DIRECTIONS
Search the material for the string "إليه", then return every line where it is found.

(Extracted data entries)
+++

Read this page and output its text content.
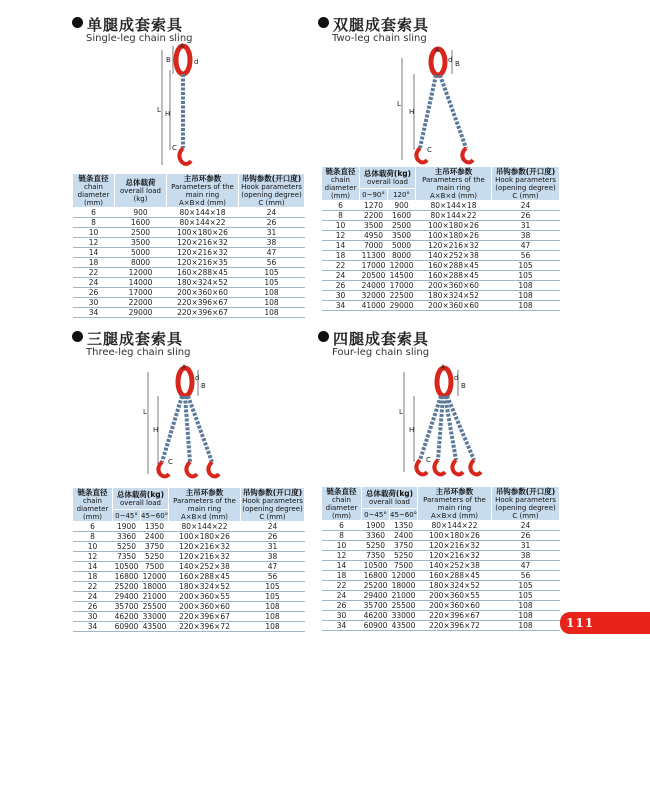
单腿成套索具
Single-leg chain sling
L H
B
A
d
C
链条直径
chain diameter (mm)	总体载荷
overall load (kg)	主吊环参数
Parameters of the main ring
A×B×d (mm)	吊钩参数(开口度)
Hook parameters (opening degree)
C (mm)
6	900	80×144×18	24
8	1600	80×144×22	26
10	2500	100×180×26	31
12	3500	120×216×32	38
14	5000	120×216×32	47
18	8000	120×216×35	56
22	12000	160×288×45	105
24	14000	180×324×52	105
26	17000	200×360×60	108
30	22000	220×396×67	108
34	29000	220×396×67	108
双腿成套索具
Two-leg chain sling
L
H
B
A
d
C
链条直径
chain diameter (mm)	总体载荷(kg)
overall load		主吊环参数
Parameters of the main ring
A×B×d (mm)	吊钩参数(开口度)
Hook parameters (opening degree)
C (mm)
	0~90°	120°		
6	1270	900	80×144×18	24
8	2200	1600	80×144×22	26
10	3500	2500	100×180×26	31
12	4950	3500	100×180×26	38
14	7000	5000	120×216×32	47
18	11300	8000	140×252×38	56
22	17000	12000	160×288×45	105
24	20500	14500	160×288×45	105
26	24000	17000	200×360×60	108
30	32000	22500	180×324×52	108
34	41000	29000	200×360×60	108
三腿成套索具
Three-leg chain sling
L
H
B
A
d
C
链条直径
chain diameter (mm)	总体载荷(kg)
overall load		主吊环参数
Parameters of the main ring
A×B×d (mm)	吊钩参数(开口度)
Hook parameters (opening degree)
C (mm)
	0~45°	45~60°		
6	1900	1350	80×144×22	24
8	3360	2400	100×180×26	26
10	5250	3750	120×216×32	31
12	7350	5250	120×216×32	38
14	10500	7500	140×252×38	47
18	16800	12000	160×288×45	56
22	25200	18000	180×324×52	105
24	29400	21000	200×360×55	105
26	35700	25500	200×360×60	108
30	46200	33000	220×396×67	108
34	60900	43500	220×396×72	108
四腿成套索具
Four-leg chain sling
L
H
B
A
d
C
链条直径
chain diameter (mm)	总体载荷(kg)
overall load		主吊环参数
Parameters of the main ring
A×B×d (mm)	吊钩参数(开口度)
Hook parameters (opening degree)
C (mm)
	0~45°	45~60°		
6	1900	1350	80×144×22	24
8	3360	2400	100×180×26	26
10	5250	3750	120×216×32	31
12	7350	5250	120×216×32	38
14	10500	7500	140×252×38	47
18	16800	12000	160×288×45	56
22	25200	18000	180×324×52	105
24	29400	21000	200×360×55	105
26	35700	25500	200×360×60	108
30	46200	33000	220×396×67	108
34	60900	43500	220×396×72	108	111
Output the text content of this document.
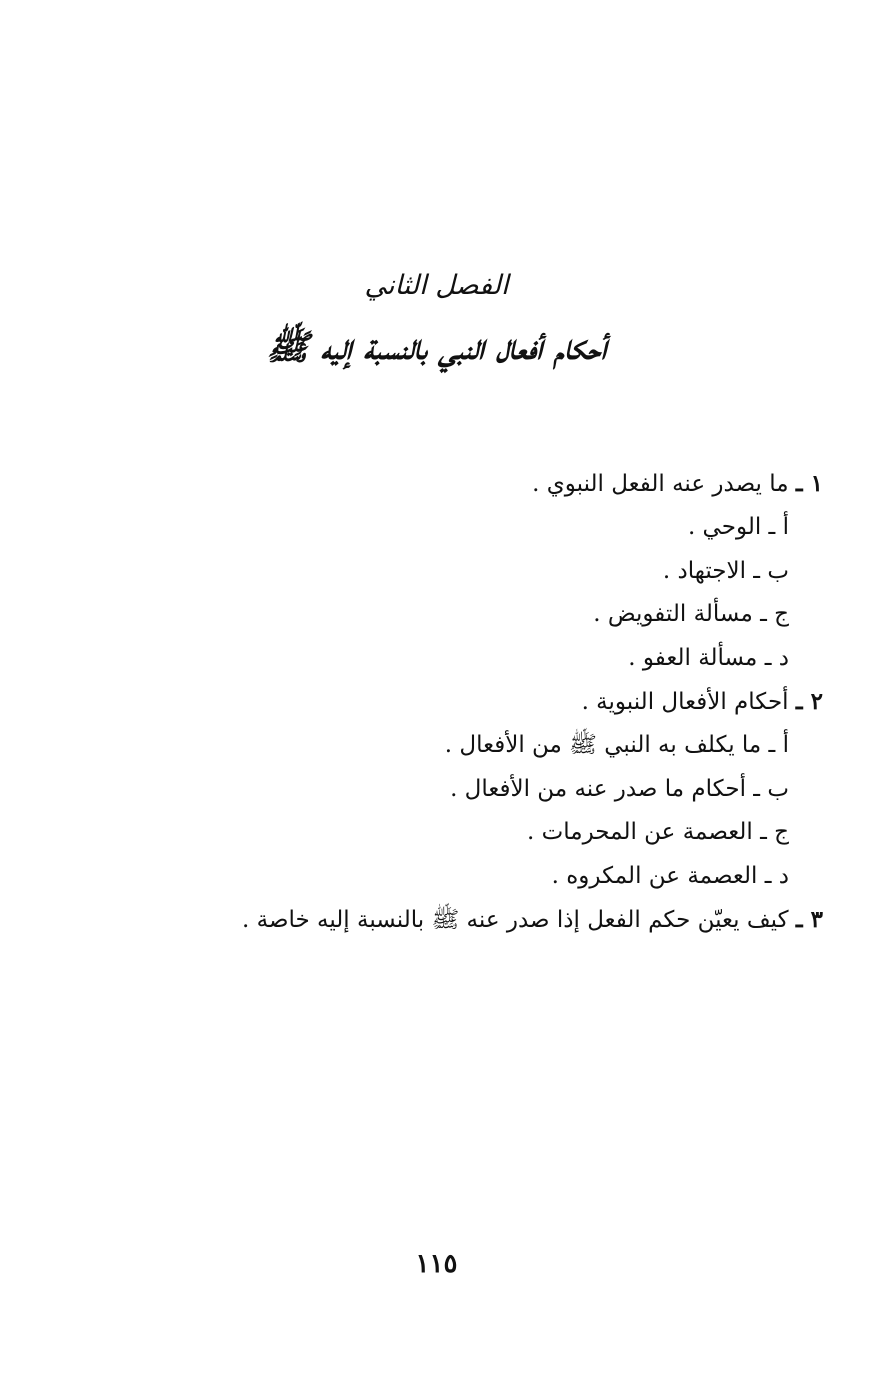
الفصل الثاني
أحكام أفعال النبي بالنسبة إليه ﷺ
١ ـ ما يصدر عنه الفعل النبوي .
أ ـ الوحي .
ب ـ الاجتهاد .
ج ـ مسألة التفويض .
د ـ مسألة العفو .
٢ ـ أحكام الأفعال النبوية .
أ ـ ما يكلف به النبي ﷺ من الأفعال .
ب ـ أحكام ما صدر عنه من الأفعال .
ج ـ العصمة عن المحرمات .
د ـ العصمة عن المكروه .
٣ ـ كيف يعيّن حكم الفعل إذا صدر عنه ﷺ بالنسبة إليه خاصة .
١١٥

+++

OUTPUT OF THE TASK
أحكام أفعال النبي بالنسبة إليه ﷺ
٣ ـ كيف يعيّن حكم الفعل إذا صدر عنه ﷺ بالنسبة إليه خاصة .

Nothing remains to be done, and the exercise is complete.